____ Material for this exercise

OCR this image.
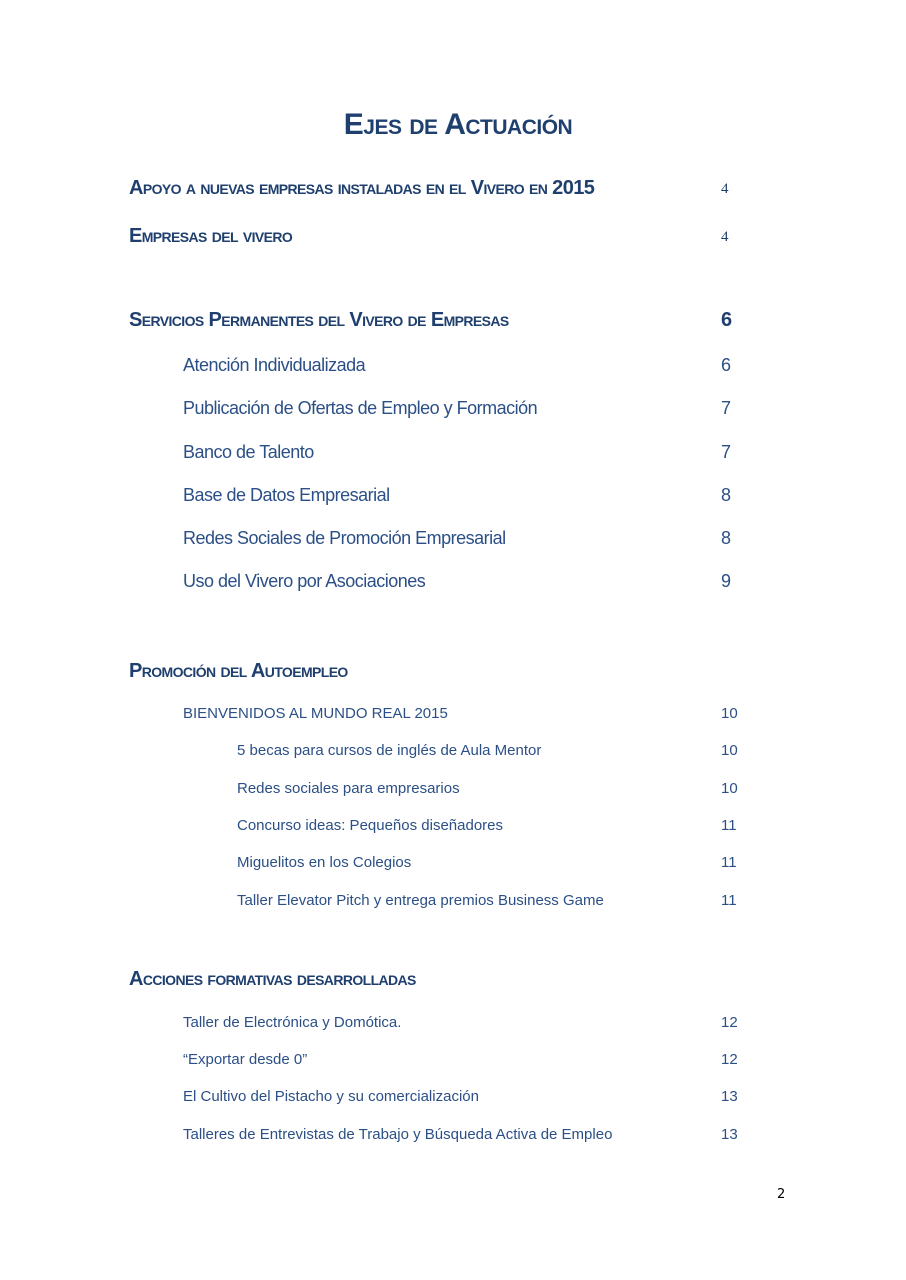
Ejes de Actuación
Apoyo a nuevas empresas instaladas en el Vivero en 2015	4
Empresas del vivero	4
Servicios Permanentes del Vivero de Empresas	6
Atención Individualizada	6
Publicación de Ofertas de Empleo y Formación	7
Banco de Talento	7
Base de Datos Empresarial	8
Redes Sociales de Promoción Empresarial	8
Uso del Vivero por Asociaciones	9
Promoción del Autoempleo
BIENVENIDOS AL MUNDO REAL 2015	10
5 becas para cursos de inglés de Aula Mentor	10
Redes sociales para empresarios	10
Concurso ideas: Pequeños diseñadores	11
Miguelitos en los Colegios	11
Taller Elevator Pitch y entrega premios Business Game	11
Acciones formativas desarrolladas
Taller de Electrónica y Domótica.	12
“Exportar desde 0”	12
El Cultivo del Pistacho y su comercialización	13
Talleres de Entrevistas de Trabajo y Búsqueda Activa de Empleo	13
2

________

◆ Instructions to follow: Reproduce every entry word for word, but skip any pictures.

◆ In response:
OCR this image.
Ejes de Actuación
Apoyo a nuevas empresas instaladas en el Vivero en 2015	4
Empresas del vivero	4
Servicios Permanentes del Vivero de Empresas	6
Atención Individualizada	6
Publicación de Ofertas de Empleo y Formación	7
Banco de Talento	7
Base de Datos Empresarial	8
Redes Sociales de Promoción Empresarial	8
Uso del Vivero por Asociaciones	9
Promoción del Autoempleo
BIENVENIDOS AL MUNDO REAL 2015	10
5 becas para cursos de inglés de Aula Mentor	10
Redes sociales para empresarios	10
Concurso ideas: Pequeños diseñadores	11
Miguelitos en los Colegios	11
Taller Elevator Pitch y entrega premios Business Game	11
Acciones formativas desarrolladas
Taller de Electrónica y Domótica.	12
“Exportar desde 0”	12
El Cultivo del Pistacho y su comercialización	13
Talleres de Entrevistas de Trabajo y Búsqueda Activa de Empleo	13
2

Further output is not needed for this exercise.